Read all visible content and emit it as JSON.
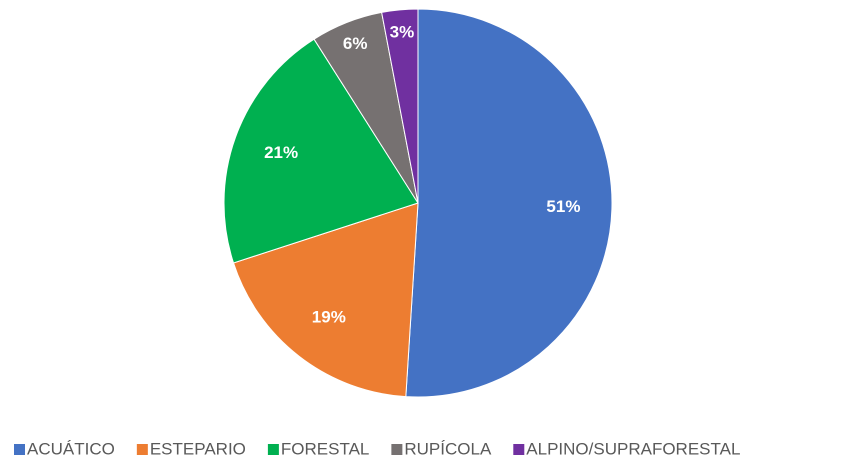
{
  "chart_data": {
    "type": "pie",
    "categories": [
      "ACUÁTICO",
      "ESTEPARIO",
      "FORESTAL",
      "RUPÍCOLA",
      "ALPINO/SUPRAFORESTAL"
    ],
    "values": [
      51,
      19,
      21,
      6,
      3
    ],
    "value_labels": [
      "51%",
      "19%",
      "21%",
      "6%",
      "3%"
    ],
    "colors": [
      "#4472c4",
      "#ed7d31",
      "#00b050",
      "#767171",
      "#7030a0"
    ],
    "legend": "bottom"
  }
}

● **WHAT NEEDS TO BE DONE**
Repeat the material above in full and exactly, apart from the pictures.

● **EXERCISE ANSWER**
Read all visible content and emit it as JSON.
{
  "chart_data": {
    "type": "pie",
    "categories": [
      "ACUÁTICO",
      "ESTEPARIO",
      "FORESTAL",
      "RUPÍCOLA",
      "ALPINO/SUPRAFORESTAL"
    ],
    "values": [
      51,
      19,
      21,
      6,
      3
    ],
    "value_labels": [
      "51%",
      "19%",
      "21%",
      "6%",
      "3%"
    ],
    "colors": [
      "#4472c4",
      "#ed7d31",
      "#00b050",
      "#767171",
      "#7030a0"
    ],
    "legend": "bottom"
  }
}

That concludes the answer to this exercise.